| Available records |
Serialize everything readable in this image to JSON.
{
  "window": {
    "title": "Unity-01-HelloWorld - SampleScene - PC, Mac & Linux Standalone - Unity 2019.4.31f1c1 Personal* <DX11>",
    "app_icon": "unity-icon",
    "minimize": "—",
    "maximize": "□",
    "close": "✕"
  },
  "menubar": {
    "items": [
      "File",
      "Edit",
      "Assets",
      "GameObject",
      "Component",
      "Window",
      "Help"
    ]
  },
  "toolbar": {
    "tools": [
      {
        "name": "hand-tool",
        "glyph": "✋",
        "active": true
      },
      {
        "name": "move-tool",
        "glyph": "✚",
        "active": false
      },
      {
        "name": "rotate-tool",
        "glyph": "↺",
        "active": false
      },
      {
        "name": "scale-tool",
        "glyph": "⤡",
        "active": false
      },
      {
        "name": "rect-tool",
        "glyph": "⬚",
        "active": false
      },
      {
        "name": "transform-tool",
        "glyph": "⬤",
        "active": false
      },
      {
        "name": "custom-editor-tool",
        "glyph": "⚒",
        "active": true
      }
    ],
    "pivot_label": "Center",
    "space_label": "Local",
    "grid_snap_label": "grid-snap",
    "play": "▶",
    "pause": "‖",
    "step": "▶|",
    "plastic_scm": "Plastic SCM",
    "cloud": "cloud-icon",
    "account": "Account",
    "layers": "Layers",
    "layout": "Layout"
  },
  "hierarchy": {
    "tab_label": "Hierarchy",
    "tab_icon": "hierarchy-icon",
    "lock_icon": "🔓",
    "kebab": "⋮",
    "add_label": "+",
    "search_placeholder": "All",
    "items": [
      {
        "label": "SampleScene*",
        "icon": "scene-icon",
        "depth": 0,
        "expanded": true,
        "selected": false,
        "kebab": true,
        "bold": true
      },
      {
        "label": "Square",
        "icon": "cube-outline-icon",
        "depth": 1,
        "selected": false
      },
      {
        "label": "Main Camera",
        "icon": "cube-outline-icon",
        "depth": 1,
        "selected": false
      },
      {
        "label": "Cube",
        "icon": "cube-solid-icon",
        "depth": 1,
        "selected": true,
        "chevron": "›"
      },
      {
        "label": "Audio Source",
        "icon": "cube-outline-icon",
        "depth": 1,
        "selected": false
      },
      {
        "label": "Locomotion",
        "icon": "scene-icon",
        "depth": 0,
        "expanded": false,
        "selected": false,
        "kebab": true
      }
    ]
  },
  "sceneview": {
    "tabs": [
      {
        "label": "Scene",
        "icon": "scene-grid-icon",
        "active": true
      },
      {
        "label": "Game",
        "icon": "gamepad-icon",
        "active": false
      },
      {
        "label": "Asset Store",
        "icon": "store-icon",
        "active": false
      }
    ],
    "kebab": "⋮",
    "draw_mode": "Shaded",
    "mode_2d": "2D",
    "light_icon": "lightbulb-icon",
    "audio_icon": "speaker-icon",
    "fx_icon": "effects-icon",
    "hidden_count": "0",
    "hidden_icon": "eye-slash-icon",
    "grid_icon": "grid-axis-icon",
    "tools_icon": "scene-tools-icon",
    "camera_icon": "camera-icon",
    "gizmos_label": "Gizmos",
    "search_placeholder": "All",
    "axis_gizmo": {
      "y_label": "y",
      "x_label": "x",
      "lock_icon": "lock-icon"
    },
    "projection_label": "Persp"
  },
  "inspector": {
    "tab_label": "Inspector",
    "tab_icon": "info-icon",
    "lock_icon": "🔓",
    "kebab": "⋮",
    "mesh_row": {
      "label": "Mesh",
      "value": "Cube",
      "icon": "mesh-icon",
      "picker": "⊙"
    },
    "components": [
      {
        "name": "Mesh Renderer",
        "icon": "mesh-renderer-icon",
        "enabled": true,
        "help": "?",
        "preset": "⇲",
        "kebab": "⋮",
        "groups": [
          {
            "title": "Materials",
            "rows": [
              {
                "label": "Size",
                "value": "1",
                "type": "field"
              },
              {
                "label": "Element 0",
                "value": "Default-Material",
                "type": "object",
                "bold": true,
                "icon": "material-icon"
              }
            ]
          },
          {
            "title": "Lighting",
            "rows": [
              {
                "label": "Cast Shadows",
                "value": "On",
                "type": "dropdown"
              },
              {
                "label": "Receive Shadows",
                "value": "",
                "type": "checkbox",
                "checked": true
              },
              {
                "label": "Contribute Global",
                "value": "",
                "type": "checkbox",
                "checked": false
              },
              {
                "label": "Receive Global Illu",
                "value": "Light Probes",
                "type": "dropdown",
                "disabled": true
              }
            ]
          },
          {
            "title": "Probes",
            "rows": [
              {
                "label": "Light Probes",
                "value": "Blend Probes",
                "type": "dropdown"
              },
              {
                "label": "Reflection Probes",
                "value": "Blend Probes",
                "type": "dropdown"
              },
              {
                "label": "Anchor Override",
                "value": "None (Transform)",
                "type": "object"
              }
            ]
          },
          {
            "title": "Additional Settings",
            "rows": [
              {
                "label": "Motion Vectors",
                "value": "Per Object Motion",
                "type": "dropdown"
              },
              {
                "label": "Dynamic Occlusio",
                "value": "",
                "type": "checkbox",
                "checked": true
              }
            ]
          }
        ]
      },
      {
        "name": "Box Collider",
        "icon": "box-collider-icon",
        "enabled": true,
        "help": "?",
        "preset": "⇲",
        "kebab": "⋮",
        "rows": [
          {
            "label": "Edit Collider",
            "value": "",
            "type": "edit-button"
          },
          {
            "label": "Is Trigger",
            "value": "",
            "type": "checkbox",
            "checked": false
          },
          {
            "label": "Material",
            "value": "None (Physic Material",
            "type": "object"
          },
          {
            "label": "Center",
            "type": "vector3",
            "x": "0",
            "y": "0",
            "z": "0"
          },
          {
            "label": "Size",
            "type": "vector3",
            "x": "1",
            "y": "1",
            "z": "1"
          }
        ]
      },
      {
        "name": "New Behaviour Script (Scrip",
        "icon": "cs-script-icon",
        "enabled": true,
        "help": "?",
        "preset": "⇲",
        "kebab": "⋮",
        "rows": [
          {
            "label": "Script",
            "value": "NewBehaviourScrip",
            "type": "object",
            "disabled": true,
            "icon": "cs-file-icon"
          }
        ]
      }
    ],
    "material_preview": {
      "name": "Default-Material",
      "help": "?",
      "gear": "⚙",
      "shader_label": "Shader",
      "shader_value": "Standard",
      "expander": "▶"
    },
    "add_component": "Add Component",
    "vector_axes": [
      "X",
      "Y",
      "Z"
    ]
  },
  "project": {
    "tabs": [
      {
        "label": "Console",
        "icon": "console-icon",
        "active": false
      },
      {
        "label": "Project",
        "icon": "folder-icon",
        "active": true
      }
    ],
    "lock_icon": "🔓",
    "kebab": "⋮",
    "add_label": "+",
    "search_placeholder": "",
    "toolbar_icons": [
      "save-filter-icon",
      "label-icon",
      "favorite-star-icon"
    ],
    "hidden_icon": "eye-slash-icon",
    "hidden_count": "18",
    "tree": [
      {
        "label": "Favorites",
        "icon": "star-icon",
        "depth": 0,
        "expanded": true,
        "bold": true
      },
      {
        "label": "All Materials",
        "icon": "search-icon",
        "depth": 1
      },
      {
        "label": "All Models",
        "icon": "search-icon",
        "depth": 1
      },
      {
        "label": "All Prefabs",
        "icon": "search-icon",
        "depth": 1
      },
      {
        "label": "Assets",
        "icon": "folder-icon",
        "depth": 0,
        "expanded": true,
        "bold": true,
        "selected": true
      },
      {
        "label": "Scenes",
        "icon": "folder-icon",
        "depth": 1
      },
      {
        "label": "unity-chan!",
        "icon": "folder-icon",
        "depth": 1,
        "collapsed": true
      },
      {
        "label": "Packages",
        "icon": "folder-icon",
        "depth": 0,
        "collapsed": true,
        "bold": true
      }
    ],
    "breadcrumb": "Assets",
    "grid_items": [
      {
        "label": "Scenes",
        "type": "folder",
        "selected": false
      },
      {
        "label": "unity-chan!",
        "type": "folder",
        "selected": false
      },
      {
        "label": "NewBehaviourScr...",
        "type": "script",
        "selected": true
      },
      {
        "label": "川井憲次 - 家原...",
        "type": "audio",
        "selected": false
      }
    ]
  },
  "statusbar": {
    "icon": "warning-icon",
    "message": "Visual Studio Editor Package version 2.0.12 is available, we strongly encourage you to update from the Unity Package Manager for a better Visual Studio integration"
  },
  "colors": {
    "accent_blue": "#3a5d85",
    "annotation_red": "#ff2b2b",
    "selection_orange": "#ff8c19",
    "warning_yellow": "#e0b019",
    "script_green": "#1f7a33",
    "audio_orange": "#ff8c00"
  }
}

| Given problem |
Sift through the entries and copy every line with "Materials".

| The output |
            "title": "Materials",
        "label": "All Materials",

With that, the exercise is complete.